-- START OF Dataset entries --

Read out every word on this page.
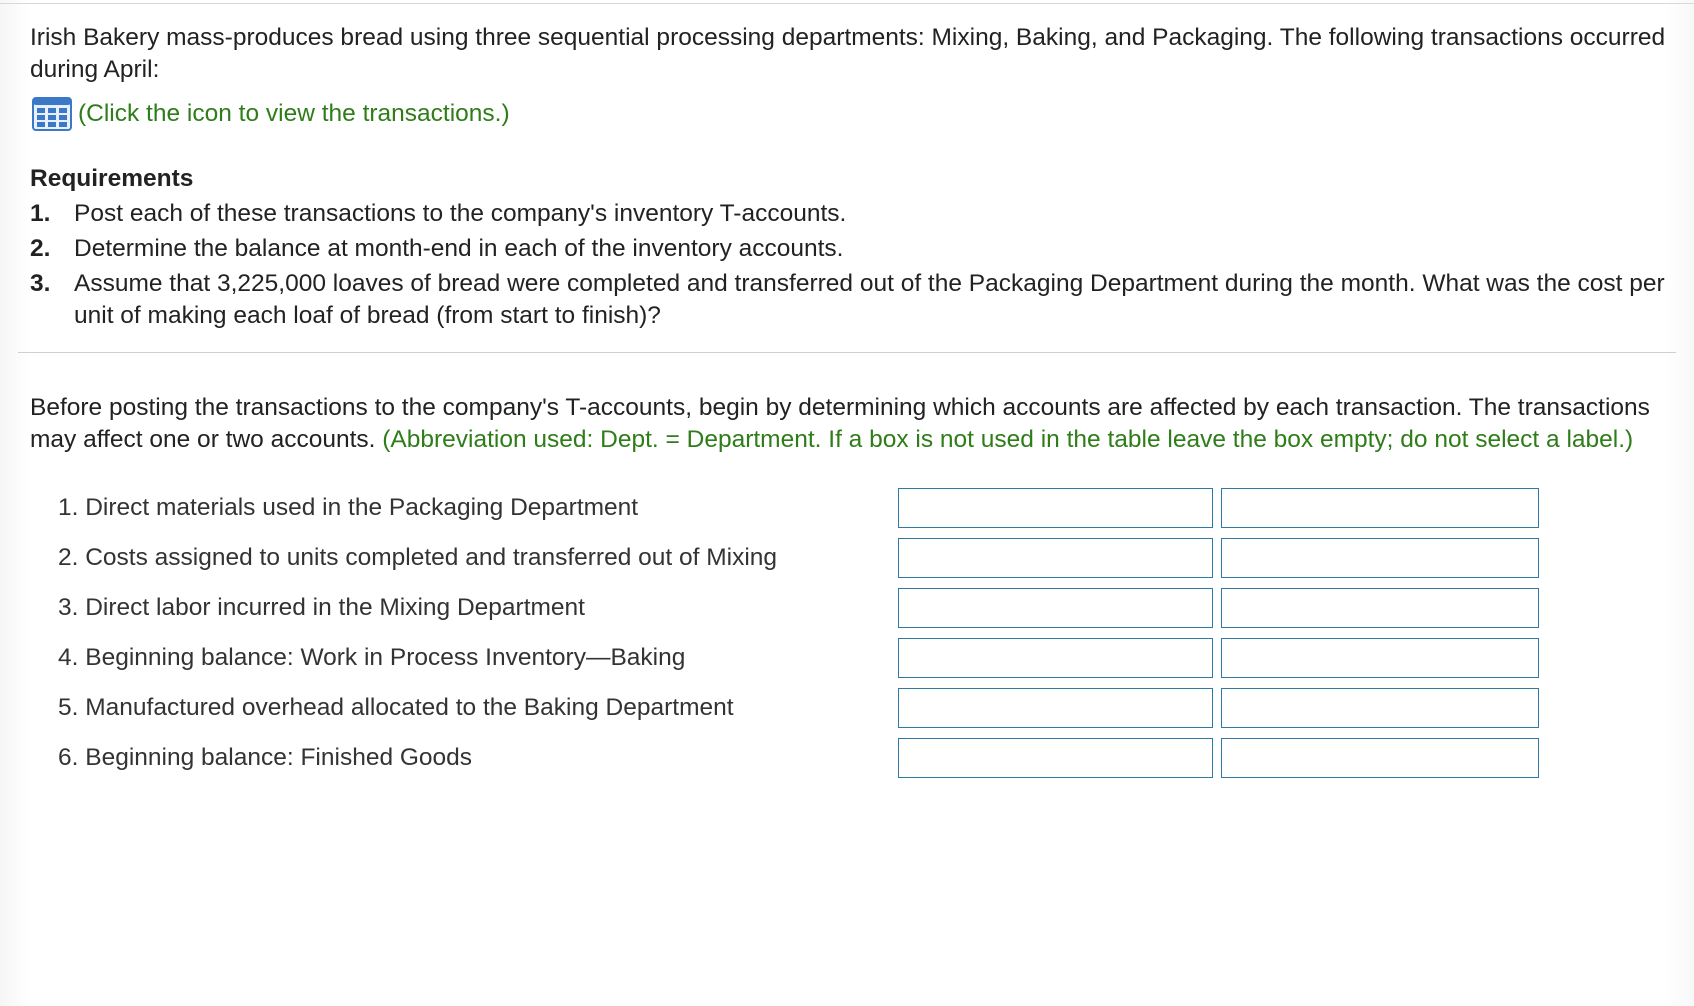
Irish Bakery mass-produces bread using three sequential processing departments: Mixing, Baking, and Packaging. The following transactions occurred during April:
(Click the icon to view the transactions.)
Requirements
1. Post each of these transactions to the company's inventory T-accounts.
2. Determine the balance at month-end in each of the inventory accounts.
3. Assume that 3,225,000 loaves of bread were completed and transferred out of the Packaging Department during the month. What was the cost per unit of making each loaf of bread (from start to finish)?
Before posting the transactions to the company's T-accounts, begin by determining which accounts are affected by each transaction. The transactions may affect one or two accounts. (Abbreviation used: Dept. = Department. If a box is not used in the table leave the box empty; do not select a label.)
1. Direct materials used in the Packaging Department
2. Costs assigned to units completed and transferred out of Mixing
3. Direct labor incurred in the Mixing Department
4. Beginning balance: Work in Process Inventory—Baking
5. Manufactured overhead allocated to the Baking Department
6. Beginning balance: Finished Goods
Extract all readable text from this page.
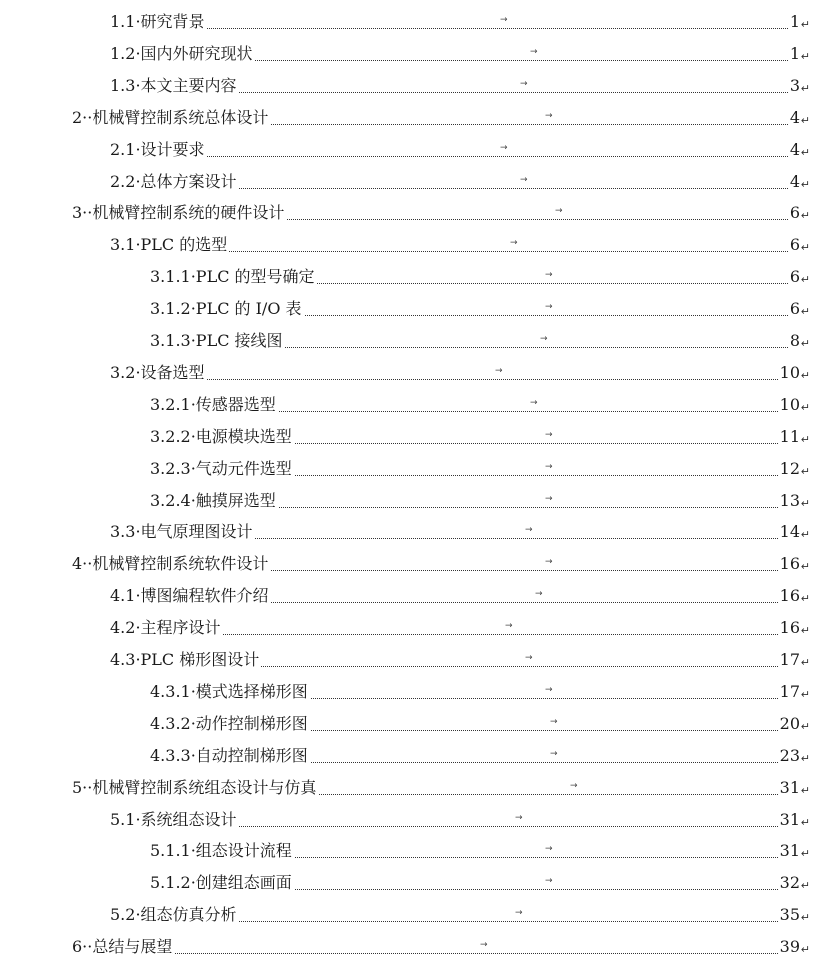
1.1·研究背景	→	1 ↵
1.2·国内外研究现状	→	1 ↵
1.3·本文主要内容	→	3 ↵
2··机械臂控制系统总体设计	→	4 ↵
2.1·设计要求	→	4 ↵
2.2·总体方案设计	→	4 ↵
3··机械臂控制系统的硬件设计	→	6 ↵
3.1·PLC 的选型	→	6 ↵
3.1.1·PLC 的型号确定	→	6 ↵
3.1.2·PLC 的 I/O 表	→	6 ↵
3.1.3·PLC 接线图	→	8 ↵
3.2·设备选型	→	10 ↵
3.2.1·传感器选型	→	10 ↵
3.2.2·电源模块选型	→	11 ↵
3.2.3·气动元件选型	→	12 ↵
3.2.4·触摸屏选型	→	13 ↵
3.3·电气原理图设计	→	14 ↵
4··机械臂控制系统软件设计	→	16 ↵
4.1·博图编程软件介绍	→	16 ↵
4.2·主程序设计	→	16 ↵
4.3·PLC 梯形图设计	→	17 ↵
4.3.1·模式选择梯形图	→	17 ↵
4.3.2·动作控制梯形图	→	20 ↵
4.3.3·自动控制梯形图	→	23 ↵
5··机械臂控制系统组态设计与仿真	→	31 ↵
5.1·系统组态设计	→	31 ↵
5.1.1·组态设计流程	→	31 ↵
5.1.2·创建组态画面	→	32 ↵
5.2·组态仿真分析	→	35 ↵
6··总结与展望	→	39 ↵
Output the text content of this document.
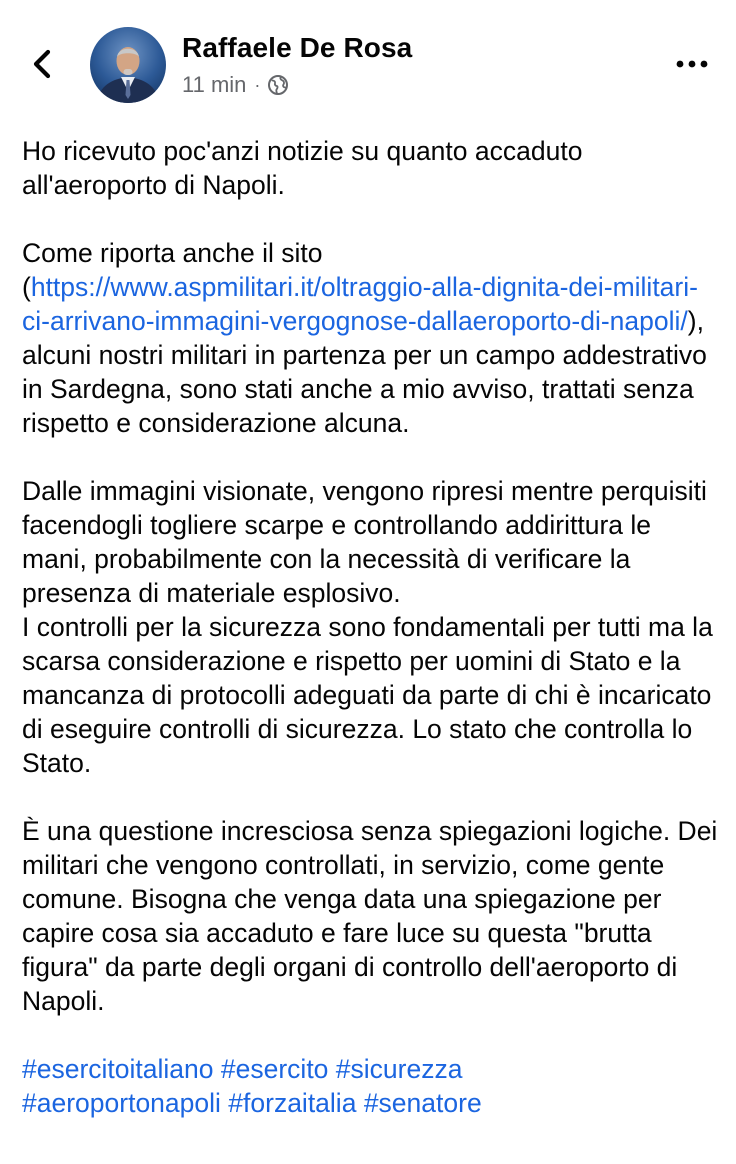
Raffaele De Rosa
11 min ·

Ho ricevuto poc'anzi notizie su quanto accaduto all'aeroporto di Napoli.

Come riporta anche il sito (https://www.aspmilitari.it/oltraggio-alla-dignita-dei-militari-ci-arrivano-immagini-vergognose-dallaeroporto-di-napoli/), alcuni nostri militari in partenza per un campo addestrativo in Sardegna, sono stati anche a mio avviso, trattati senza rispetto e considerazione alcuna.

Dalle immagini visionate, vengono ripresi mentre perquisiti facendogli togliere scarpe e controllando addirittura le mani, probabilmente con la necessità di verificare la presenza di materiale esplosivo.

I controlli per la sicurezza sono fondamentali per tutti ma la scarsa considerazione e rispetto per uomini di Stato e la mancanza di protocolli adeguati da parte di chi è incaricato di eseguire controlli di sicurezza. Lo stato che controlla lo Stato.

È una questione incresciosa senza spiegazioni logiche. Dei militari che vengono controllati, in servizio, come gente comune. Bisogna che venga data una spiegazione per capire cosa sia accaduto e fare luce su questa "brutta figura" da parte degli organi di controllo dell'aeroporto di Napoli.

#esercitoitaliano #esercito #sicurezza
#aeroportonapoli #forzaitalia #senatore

-- END OF Dataset entries --

:: Given instruction ::
Repeat the records above exactly, omitting every picture.

:: Exercise answer ::
Read out every word on this page.
Irish Bakery mass-produces bread using three sequential processing departments: Mixing, Baking, and Packaging. The following transactions occurred during April:
(Click the icon to view the transactions.)
Requirements
1. Post each of these transactions to the company's inventory T-accounts.
2. Determine the balance at month-end in each of the inventory accounts.
3. Assume that 3,225,000 loaves of bread were completed and transferred out of the Packaging Department during the month. What was the cost per unit of making each loaf of bread (from start to finish)?
Before posting the transactions to the company's T-accounts, begin by determining which accounts are affected by each transaction. The transactions may affect one or two accounts. (Abbreviation used: Dept. = Department. If a box is not used in the table leave the box empty; do not select a label.)
1. Direct materials used in the Packaging Department
2. Costs assigned to units completed and transferred out of Mixing
3. Direct labor incurred in the Mixing Department
4. Beginning balance: Work in Process Inventory—Baking
5. Manufactured overhead allocated to the Baking Department
6. Beginning balance: Finished Goods
Extract all readable text from this page.
1.1·研究背景	→	1 ↵
1.2·国内外研究现状	→	1 ↵
1.3·本文主要内容	→	3 ↵
2··机械臂控制系统总体设计	→	4 ↵
2.1·设计要求	→	4 ↵
2.2·总体方案设计	→	4 ↵
3··机械臂控制系统的硬件设计	→	6 ↵
3.1·PLC 的选型	→	6 ↵
3.1.1·PLC 的型号确定	→	6 ↵
3.1.2·PLC 的 I/O 表	→	6 ↵
3.1.3·PLC 接线图	→	8 ↵
3.2·设备选型	→	10 ↵
3.2.1·传感器选型	→	10 ↵
3.2.2·电源模块选型	→	11 ↵
3.2.3·气动元件选型	→	12 ↵
3.2.4·触摸屏选型	→	13 ↵
3.3·电气原理图设计	→	14 ↵
4··机械臂控制系统软件设计	→	16 ↵
4.1·博图编程软件介绍	→	16 ↵
4.2·主程序设计	→	16 ↵
4.3·PLC 梯形图设计	→	17 ↵
4.3.1·模式选择梯形图	→	17 ↵
4.3.2·动作控制梯形图	→	20 ↵
4.3.3·自动控制梯形图	→	23 ↵
5··机械臂控制系统组态设计与仿真	→	31 ↵
5.1·系统组态设计	→	31 ↵
5.1.1·组态设计流程	→	31 ↵
5.1.2·创建组态画面	→	32 ↵
5.2·组态仿真分析	→	35 ↵
6··总结与展望	→	39 ↵
Output the text content of this document.
Raffaele De Rosa
11 min ·

Ho ricevuto poc'anzi notizie su quanto accaduto all'aeroporto di Napoli.

Come riporta anche il sito (https://www.aspmilitari.it/oltraggio-alla-dignita-dei-militari-ci-arrivano-immagini-vergognose-dallaeroporto-di-napoli/), alcuni nostri militari in partenza per un campo addestrativo in Sardegna, sono stati anche a mio avviso, trattati senza rispetto e considerazione alcuna.

Dalle immagini visionate, vengono ripresi mentre perquisiti facendogli togliere scarpe e controllando addirittura le mani, probabilmente con la necessità di verificare la presenza di materiale esplosivo.

I controlli per la sicurezza sono fondamentali per tutti ma la scarsa considerazione e rispetto per uomini di Stato e la mancanza di protocolli adeguati da parte di chi è incaricato di eseguire controlli di sicurezza. Lo stato che controlla lo Stato.

È una questione incresciosa senza spiegazioni logiche. Dei militari che vengono controllati, in servizio, come gente comune. Bisogna che venga data una spiegazione per capire cosa sia accaduto e fare luce su questa "brutta figura" da parte degli organi di controllo dell'aeroporto di Napoli.

#esercitoitaliano #esercito #sicurezza
#aeroportonapoli #forzaitalia #senatore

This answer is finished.